*** Opening Text excerpt ***

You are viewing a plain text version of this content. The canonical link for it is here.
Posted to common-issues@hadoop.apache.org by "Andrew Wang (JIRA)" <ji...@apache.org> on 2014/06/05 00:47:02 UTC

[jira] [Updated] (HADOOP-9361) Strictly define the expected behavior of filesystem APIs and write tests to verify compliance

     [ https://issues.apache.org/jira/browse/HADOOP-9361?page=com.atlassian.jira.plugin.system.issuetabpanels:all-tabpanel ]

Andrew Wang updated HADOOP-9361:
--------------------------------

    Attachment: HADOOP-9361.awang-addendum.patch

Cool, thanks Steve. Here's a patch with a bunch of docs changes. I applied your base patch to git hash b7da01dea546746e34195882df0dee789bc2e3c5 (the trunk HDFS-6268 commit), then made this one on top of that. There's a lot of content here, so I won't claim to have caught everything, but hopefully it'll help you refine the text.

I also had some other higher level comments about the text (haven't looked at the code yet):

High-level/misc:
- [Wikipedia](https://en.wikipedia.org/wiki/Dash#En_dash_versus_em_dash) is enlightening on the subject of em and en dashes, it seems like an unspaced em-dash ({{&mdash;}}) may be slightly more canonical than a spaced en-dash ({{&mdash;}}). I used the unspaced emdash.
- I assume we wanted to say "FileSystem" with camel casing in a lot of places. Please check the rest.
- Also tried to use the Oxford comma everywhere, it varied in your writing.
- A table of contents would be useful for the bigger pages.

Introduction
- Maybe should define what a "blobstore" is? Opinions vary, I've heard people call HDFS a "blobstore" before because it's append-only and not POSIX.
- What is "immediate consistency"?
- In Atomicity, note that we don't actually implement mkdir in FileSystem, but mkdirs.
- Link for "one-copy-update-semantics"? Also, while HDFS does support this, it requires some hoops with reopening the DFSInputStream to get the new file length of files being written. Bit of a caveat.
- Concurrency and consistency are separate sections? I'm not sure what the difference is.

*** Closing Text excerpt ***

=== Your goal ===
According to the HADOOP-9361 update, which operation does FileSystem actually implement instead of mkdir? The lines that come next aren't needed for anything here.

*** Opening Given records ***

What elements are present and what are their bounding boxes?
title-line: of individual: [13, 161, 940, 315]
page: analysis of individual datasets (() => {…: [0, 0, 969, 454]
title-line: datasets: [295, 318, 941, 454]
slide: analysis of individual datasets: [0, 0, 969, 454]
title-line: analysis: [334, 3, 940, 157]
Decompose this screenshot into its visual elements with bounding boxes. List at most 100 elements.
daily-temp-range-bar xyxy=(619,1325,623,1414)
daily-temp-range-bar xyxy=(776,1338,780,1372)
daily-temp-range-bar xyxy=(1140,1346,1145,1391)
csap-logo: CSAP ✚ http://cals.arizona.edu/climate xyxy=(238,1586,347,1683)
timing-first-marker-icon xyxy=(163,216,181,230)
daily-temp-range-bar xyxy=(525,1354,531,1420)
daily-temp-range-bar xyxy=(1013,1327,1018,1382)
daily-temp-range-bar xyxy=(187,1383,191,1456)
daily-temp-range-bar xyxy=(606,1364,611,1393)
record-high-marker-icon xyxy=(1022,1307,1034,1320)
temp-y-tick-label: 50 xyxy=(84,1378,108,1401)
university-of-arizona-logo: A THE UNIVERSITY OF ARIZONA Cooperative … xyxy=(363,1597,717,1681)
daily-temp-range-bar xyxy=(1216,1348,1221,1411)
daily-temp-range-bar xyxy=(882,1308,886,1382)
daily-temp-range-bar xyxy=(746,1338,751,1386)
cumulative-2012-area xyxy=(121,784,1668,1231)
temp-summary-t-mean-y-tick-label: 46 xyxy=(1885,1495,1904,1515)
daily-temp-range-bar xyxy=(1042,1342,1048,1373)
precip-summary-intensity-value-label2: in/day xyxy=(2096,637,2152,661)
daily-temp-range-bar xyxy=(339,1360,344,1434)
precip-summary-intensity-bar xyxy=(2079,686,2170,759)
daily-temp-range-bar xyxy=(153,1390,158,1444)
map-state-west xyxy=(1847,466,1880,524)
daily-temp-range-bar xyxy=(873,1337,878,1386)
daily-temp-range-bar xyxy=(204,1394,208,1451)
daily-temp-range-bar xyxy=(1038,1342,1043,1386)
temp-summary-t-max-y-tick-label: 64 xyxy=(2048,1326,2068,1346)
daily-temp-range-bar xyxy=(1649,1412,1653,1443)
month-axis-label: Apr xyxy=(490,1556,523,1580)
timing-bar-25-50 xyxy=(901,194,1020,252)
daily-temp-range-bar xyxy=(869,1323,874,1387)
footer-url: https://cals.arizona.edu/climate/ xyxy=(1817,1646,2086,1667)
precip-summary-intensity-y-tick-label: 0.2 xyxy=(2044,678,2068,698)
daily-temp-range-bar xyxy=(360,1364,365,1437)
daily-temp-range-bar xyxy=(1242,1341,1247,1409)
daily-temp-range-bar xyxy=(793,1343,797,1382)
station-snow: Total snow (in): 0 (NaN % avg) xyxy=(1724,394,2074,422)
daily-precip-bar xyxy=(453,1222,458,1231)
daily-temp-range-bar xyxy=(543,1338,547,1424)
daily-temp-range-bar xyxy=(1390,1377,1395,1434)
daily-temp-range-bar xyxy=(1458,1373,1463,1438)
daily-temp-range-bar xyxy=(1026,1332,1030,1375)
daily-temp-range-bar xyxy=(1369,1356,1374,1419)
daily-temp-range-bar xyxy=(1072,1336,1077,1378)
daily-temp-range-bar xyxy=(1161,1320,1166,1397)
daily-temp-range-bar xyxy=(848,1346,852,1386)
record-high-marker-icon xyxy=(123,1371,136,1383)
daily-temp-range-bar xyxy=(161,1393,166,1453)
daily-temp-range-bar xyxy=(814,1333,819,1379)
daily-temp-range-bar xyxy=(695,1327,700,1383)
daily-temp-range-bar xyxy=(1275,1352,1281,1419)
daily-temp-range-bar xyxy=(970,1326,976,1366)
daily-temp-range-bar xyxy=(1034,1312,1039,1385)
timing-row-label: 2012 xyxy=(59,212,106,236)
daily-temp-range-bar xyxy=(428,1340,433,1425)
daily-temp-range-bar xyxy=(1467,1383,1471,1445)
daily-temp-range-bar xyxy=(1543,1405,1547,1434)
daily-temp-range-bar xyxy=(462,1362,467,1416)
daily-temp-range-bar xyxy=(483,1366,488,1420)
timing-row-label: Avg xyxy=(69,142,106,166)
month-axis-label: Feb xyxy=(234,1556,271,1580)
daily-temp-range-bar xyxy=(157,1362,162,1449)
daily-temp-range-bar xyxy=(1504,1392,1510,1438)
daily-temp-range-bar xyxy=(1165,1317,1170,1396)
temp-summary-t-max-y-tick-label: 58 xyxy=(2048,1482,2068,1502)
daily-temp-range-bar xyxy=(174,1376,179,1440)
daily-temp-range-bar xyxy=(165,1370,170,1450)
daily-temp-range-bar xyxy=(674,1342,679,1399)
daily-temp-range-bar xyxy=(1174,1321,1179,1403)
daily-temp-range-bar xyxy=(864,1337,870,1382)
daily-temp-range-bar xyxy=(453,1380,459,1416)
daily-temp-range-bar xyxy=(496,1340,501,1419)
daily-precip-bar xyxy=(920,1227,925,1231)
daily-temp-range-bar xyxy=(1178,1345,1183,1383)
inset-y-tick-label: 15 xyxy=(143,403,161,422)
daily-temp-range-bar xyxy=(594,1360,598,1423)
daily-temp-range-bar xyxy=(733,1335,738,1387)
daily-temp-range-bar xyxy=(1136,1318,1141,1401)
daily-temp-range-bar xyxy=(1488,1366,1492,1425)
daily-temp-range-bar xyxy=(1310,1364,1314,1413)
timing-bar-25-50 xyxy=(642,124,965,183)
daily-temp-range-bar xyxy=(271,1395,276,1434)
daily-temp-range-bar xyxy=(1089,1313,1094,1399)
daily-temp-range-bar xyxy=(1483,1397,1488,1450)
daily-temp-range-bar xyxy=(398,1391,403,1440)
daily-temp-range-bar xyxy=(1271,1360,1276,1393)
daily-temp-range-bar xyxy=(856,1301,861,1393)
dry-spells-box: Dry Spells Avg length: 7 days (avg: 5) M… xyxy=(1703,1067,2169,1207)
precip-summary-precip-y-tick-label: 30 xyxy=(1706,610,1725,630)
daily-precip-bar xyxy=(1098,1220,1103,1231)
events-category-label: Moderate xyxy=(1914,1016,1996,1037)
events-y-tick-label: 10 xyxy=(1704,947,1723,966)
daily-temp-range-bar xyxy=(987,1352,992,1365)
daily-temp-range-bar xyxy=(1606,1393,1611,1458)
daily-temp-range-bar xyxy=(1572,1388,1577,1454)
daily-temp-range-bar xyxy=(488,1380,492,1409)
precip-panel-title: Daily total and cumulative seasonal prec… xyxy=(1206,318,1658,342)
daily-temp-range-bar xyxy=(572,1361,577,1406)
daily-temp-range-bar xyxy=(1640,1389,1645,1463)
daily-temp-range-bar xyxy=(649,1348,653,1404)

*** Closing Given records ***

=== Your response ===
mkdirs